- **Entries**
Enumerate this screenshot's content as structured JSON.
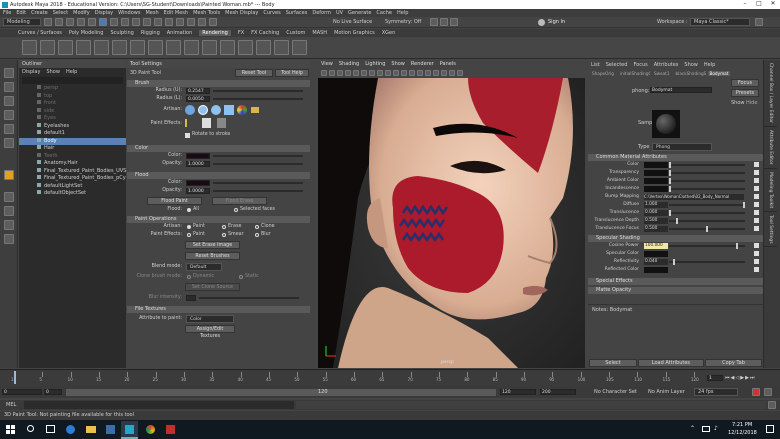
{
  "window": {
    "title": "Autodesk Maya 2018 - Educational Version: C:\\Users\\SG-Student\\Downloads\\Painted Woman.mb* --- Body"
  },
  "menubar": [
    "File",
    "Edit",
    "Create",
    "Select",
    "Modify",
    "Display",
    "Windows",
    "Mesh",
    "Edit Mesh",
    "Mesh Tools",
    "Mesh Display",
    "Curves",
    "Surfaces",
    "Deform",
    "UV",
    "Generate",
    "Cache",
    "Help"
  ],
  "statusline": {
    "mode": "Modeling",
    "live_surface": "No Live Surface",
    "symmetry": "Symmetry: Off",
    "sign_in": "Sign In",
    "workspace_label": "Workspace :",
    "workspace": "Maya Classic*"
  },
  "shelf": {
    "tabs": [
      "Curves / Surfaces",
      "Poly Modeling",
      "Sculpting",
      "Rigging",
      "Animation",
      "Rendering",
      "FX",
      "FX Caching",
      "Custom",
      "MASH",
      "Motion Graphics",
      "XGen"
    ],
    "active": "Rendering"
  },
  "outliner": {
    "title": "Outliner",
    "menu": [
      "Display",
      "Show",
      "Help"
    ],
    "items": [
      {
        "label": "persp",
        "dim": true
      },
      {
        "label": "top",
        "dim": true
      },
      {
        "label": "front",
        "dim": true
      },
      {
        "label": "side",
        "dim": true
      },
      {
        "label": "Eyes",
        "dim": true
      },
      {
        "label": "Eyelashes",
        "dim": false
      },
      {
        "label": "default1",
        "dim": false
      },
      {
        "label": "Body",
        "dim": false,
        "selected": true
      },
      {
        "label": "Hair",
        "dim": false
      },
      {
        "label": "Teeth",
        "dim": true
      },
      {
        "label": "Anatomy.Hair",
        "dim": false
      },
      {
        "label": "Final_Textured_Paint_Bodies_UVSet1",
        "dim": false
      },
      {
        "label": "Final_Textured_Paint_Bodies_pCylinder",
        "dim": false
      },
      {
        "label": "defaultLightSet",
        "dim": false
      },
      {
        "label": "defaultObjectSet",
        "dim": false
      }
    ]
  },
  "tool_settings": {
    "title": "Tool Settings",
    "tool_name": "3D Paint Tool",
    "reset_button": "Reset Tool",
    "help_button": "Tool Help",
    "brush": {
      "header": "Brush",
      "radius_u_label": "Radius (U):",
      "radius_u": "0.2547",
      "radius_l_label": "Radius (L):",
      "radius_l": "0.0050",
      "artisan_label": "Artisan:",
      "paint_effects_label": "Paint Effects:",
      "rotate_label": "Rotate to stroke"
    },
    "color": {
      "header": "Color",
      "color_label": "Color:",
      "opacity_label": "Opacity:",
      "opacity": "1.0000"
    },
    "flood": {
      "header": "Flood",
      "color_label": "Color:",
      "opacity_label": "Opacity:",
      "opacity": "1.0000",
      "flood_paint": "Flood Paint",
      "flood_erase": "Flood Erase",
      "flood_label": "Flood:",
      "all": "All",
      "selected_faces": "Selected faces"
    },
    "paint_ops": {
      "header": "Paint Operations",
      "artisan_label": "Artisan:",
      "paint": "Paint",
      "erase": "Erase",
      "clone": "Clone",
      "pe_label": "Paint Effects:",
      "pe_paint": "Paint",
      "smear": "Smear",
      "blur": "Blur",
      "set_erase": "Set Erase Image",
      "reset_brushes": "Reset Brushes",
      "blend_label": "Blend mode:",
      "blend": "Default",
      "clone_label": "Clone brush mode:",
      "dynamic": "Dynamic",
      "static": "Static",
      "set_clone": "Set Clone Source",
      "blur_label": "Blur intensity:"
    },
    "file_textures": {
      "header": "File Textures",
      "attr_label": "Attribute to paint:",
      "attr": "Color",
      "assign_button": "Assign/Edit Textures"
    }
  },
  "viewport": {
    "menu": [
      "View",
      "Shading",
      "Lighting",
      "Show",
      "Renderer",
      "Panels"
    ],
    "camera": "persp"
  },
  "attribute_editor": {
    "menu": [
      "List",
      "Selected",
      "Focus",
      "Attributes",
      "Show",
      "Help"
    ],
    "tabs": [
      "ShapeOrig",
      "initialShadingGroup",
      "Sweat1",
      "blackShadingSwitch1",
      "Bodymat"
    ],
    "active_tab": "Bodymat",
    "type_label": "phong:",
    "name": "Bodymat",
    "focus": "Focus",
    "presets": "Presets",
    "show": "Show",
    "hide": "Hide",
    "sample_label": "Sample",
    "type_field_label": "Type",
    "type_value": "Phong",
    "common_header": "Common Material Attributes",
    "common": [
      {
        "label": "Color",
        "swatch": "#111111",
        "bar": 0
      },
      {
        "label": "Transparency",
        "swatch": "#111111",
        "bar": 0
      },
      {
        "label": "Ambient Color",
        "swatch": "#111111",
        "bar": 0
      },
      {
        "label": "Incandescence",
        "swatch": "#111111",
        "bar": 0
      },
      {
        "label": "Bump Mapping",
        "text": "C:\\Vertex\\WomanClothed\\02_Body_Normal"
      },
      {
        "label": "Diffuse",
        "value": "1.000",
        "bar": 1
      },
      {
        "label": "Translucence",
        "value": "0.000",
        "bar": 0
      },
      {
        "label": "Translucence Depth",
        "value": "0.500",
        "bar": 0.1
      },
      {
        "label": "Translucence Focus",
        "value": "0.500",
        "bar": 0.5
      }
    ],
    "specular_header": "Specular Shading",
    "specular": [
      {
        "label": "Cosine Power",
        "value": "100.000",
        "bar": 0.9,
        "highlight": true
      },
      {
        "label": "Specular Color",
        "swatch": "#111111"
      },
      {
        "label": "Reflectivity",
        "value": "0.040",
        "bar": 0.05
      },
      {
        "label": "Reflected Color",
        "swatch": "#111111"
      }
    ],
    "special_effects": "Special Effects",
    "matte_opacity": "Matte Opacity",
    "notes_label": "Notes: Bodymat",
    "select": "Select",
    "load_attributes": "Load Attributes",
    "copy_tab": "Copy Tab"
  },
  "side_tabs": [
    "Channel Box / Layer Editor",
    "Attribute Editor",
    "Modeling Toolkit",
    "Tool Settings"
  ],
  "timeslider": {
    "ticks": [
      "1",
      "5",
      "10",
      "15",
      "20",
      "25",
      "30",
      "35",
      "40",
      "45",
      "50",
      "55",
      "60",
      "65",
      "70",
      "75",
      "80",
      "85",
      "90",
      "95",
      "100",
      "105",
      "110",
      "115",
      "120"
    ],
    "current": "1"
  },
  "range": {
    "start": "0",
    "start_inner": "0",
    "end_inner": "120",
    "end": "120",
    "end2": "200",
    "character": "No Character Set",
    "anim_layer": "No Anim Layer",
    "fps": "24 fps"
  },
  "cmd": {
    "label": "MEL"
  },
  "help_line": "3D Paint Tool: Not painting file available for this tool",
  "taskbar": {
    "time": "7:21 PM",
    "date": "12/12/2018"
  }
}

- **Exercise details**
From the entries above, copy every line containing the word "Clone".

- **Answer to this exercise**
      "clone": "Clone",
      "clone_label": "Clone brush mode:",
      "set_clone": "Set Clone Source",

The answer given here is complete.